GIVEN INSTRUCTION. Write the listing out again, all of it, word for word.
___
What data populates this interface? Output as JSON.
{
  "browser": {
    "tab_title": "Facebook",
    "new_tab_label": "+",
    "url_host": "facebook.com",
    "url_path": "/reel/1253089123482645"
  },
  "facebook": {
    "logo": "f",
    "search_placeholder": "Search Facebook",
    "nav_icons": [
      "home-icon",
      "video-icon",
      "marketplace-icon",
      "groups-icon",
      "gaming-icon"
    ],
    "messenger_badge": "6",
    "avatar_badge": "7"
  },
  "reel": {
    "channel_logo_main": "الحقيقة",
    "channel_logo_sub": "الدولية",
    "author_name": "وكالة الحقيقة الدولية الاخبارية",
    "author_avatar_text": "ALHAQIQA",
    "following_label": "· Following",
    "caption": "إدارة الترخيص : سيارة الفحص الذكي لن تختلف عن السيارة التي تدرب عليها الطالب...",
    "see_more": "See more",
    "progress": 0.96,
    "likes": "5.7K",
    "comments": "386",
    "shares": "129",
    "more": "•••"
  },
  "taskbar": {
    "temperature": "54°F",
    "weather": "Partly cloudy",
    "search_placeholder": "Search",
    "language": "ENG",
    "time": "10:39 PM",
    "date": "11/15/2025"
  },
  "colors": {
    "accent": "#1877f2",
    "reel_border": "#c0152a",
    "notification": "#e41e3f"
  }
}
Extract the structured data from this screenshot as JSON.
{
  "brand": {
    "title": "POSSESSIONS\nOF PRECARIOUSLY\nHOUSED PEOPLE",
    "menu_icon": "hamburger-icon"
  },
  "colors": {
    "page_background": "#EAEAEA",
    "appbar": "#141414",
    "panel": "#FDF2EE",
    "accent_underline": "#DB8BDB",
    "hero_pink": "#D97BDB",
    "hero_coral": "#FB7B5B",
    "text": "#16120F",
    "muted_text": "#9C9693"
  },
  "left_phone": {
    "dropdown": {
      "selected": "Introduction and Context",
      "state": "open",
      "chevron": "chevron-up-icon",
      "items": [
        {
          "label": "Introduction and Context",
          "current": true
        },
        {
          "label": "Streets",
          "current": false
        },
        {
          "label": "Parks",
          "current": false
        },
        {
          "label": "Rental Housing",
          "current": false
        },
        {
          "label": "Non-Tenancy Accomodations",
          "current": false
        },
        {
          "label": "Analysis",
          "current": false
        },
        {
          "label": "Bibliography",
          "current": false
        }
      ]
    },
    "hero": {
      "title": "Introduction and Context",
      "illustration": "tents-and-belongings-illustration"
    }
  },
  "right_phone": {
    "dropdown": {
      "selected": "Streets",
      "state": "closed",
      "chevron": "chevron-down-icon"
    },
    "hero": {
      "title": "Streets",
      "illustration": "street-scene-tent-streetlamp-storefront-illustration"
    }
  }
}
___
FINAL RESULT.
What data populates this interface? Output as JSON.
{
  "browser": {
    "tab_title": "Facebook",
    "new_tab_label": "+",
    "url_host": "facebook.com",
    "url_path": "/reel/1253089123482645"
  },
  "facebook": {
    "logo": "f",
    "search_placeholder": "Search Facebook",
    "nav_icons": [
      "home-icon",
      "video-icon",
      "marketplace-icon",
      "groups-icon",
      "gaming-icon"
    ],
    "messenger_badge": "6",
    "avatar_badge": "7"
  },
  "reel": {
    "channel_logo_main": "الحقيقة",
    "channel_logo_sub": "الدولية",
    "author_name": "وكالة الحقيقة الدولية الاخبارية",
    "author_avatar_text": "ALHAQIQA",
    "following_label": "· Following",
    "caption": "إدارة الترخيص : سيارة الفحص الذكي لن تختلف عن السيارة التي تدرب عليها الطالب...",
    "see_more": "See more",
    "progress": 0.96,
    "likes": "5.7K",
    "comments": "386",
    "shares": "129",
    "more": "•••"
  },
  "taskbar": {
    "temperature": "54°F",
    "weather": "Partly cloudy",
    "search_placeholder": "Search",
    "language": "ENG",
    "time": "10:39 PM",
    "date": "11/15/2025"
  },
  "colors": {
    "accent": "#1877f2",
    "reel_border": "#c0152a",
    "notification": "#e41e3f"
  }
}
Extract the structured data from this screenshot as JSON.
{
  "brand": {
    "title": "POSSESSIONS\nOF PRECARIOUSLY\nHOUSED PEOPLE",
    "menu_icon": "hamburger-icon"
  },
  "colors": {
    "page_background": "#EAEAEA",
    "appbar": "#141414",
    "panel": "#FDF2EE",
    "accent_underline": "#DB8BDB",
    "hero_pink": "#D97BDB",
    "hero_coral": "#FB7B5B",
    "text": "#16120F",
    "muted_text": "#9C9693"
  },
  "left_phone": {
    "dropdown": {
      "selected": "Introduction and Context",
      "state": "open",
      "chevron": "chevron-up-icon",
      "items": [
        {
          "label": "Introduction and Context",
          "current": true
        },
        {
          "label": "Streets",
          "current": false
        },
        {
          "label": "Parks",
          "current": false
        },
        {
          "label": "Rental Housing",
          "current": false
        },
        {
          "label": "Non-Tenancy Accomodations",
          "current": false
        },
        {
          "label": "Analysis",
          "current": false
        },
        {
          "label": "Bibliography",
          "current": false
        }
      ]
    },
    "hero": {
      "title": "Introduction and Context",
      "illustration": "tents-and-belongings-illustration"
    }
  },
  "right_phone": {
    "dropdown": {
      "selected": "Streets",
      "state": "closed",
      "chevron": "chevron-down-icon"
    },
    "hero": {
      "title": "Streets",
      "illustration": "street-scene-tent-streetlamp-storefront-illustration"
    }
  }
}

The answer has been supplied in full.